Objective: Without the pictures, write out all the lines below exactly as they appear.
----------
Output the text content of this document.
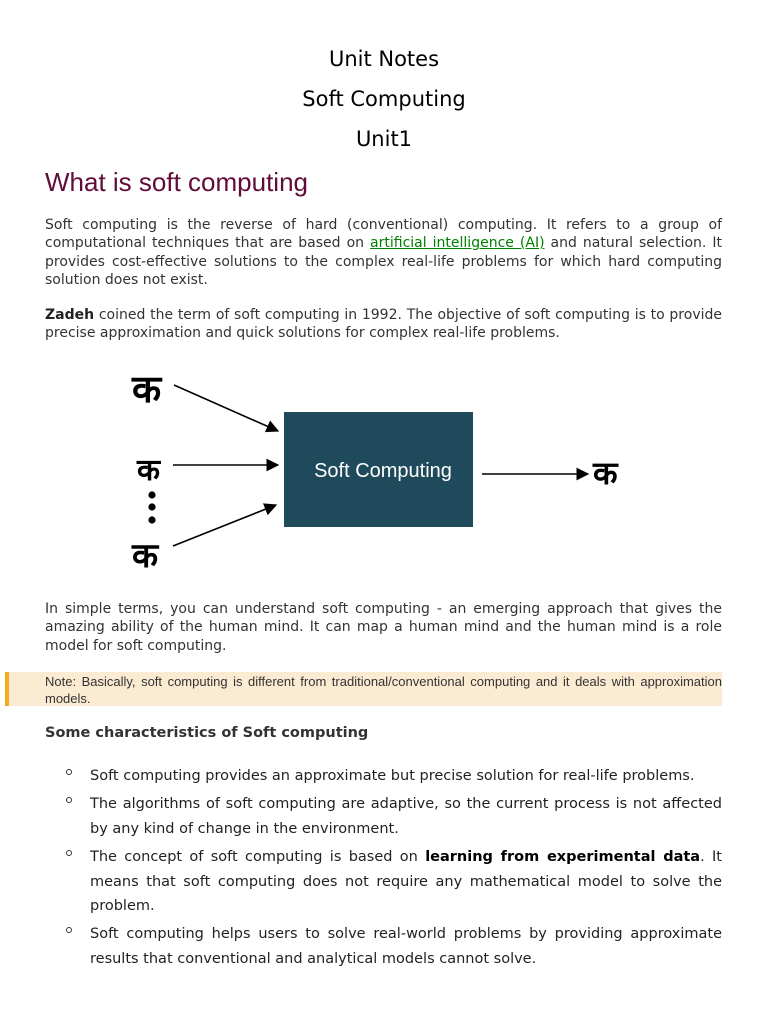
Unit Notes
Soft Computing
Unit1
What is soft computing
Soft computing is the reverse of hard (conventional) computing. It refers to a group of computational techniques that are based on artificial intelligence (AI) and natural selection. It provides cost-effective solutions to the complex real-life problems for which hard computing solution does not exist.
Zadeh coined the term of soft computing in 1992. The objective of soft computing is to provide precise approximation and quick solutions for complex real-life problems.
क
क
क
Soft Computing	क
In simple terms, you can understand soft computing - an emerging approach that gives the amazing ability of the human mind. It can map a human mind and the human mind is a role model for soft computing.
Note: Basically, soft computing is different from traditional/conventional computing and it deals with approximation models.
Some characteristics of Soft computing
Soft computing provides an approximate but precise solution for real-life problems.
The algorithms of soft computing are adaptive, so the current process is not affected by any kind of change in the environment.
The concept of soft computing is based on learning from experimental data. It means that soft computing does not require any mathematical model to solve the problem.
Soft computing helps users to solve real-world problems by providing approximate results that conventional and analytical models cannot solve.
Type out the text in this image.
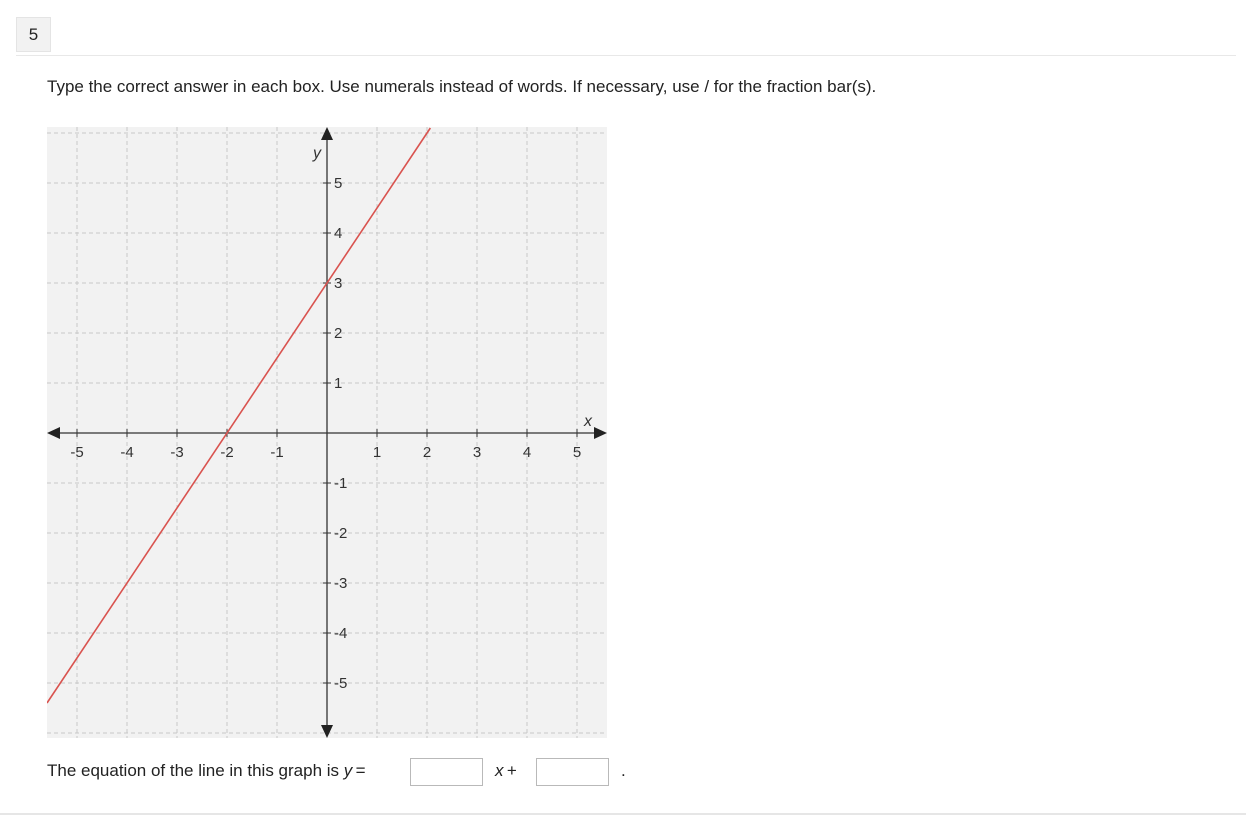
5
Type the correct answer in each box. Use numerals instead of words. If necessary, use / for the fraction bar(s).
-5 -4 -3 -2 -1	1	2	3	4	5
-5
-4
-3
-2
-1
1
2
3
4
5
x
y
The equation of the line in this graph is y  =	x  +	.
----------
Result for this exercise:
Output the text content of this document.
Unit Notes
Soft Computing
Unit1
What is soft computing
Soft computing is the reverse of hard (conventional) computing. It refers to a group of computational techniques that are based on artificial intelligence (AI) and natural selection. It provides cost-effective solutions to the complex real-life problems for which hard computing solution does not exist.
Zadeh coined the term of soft computing in 1992. The objective of soft computing is to provide precise approximation and quick solutions for complex real-life problems.
क
क
क
Soft Computing	क
In simple terms, you can understand soft computing - an emerging approach that gives the amazing ability of the human mind. It can map a human mind and the human mind is a role model for soft computing.
Note: Basically, soft computing is different from traditional/conventional computing and it deals with approximation models.
Some characteristics of Soft computing
Soft computing provides an approximate but precise solution for real-life problems.
The algorithms of soft computing are adaptive, so the current process is not affected by any kind of change in the environment.
The concept of soft computing is based on learning from experimental data. It means that soft computing does not require any mathematical model to solve the problem.
Soft computing helps users to solve real-world problems by providing approximate results that conventional and analytical models cannot solve.
Type out the text in this image.
5
Type the correct answer in each box. Use numerals instead of words. If necessary, use / for the fraction bar(s).
-5 -4 -3 -2 -1	1	2	3	4	5
-5
-4
-3
-2
-1
1
2
3
4
5
x
y
The equation of the line in this graph is y  =	x  +	.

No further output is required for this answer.